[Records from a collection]
□ □ □

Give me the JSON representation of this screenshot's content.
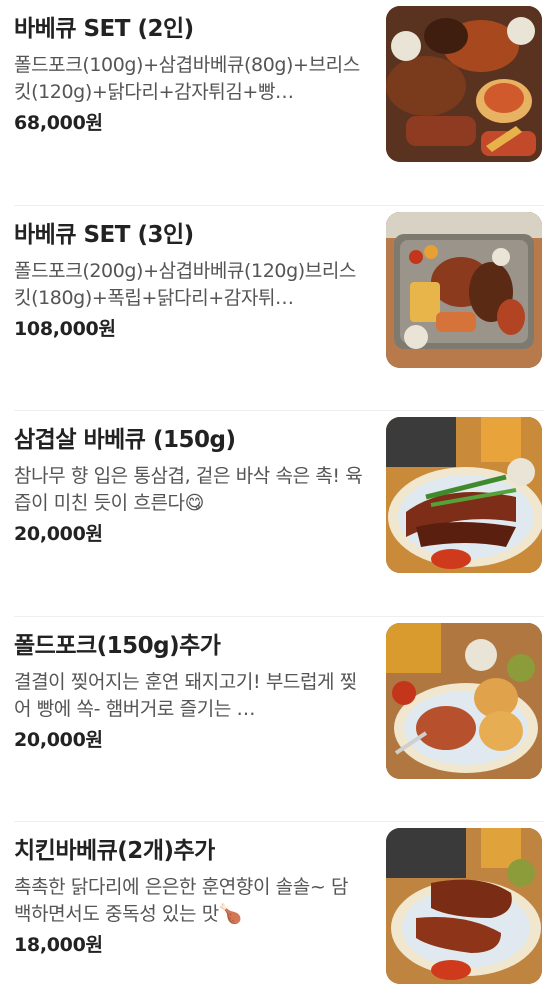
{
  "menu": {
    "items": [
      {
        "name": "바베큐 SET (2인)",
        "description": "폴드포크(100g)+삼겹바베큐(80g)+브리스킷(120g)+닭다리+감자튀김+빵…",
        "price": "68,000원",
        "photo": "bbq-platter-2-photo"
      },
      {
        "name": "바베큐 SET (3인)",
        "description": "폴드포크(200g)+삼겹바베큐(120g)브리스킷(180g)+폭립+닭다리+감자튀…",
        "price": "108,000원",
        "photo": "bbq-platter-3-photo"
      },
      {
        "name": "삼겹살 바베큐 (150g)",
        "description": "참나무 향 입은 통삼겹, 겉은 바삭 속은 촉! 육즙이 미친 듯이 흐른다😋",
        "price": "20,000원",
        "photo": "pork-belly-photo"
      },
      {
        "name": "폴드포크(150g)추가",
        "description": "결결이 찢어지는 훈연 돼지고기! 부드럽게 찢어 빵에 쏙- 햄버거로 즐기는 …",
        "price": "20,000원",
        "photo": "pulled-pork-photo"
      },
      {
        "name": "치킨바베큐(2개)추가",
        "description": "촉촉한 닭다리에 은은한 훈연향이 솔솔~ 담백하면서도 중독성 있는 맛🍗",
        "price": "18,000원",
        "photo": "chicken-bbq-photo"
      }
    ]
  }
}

□ □ □

» **Short task**: Omit the pictures, and quote the material above exactly as given.

» **Full response**:
Give me the JSON representation of this screenshot's content.
{
  "menu": {
    "items": [
      {
        "name": "바베큐 SET (2인)",
        "description": "폴드포크(100g)+삼겹바베큐(80g)+브리스킷(120g)+닭다리+감자튀김+빵…",
        "price": "68,000원",
        "photo": "bbq-platter-2-photo"
      },
      {
        "name": "바베큐 SET (3인)",
        "description": "폴드포크(200g)+삼겹바베큐(120g)브리스킷(180g)+폭립+닭다리+감자튀…",
        "price": "108,000원",
        "photo": "bbq-platter-3-photo"
      },
      {
        "name": "삼겹살 바베큐 (150g)",
        "description": "참나무 향 입은 통삼겹, 겉은 바삭 속은 촉! 육즙이 미친 듯이 흐른다😋",
        "price": "20,000원",
        "photo": "pork-belly-photo"
      },
      {
        "name": "폴드포크(150g)추가",
        "description": "결결이 찢어지는 훈연 돼지고기! 부드럽게 찢어 빵에 쏙- 햄버거로 즐기는 …",
        "price": "20,000원",
        "photo": "pulled-pork-photo"
      },
      {
        "name": "치킨바베큐(2개)추가",
        "description": "촉촉한 닭다리에 은은한 훈연향이 솔솔~ 담백하면서도 중독성 있는 맛🍗",
        "price": "18,000원",
        "photo": "chicken-bbq-photo"
      }
    ]
  }
}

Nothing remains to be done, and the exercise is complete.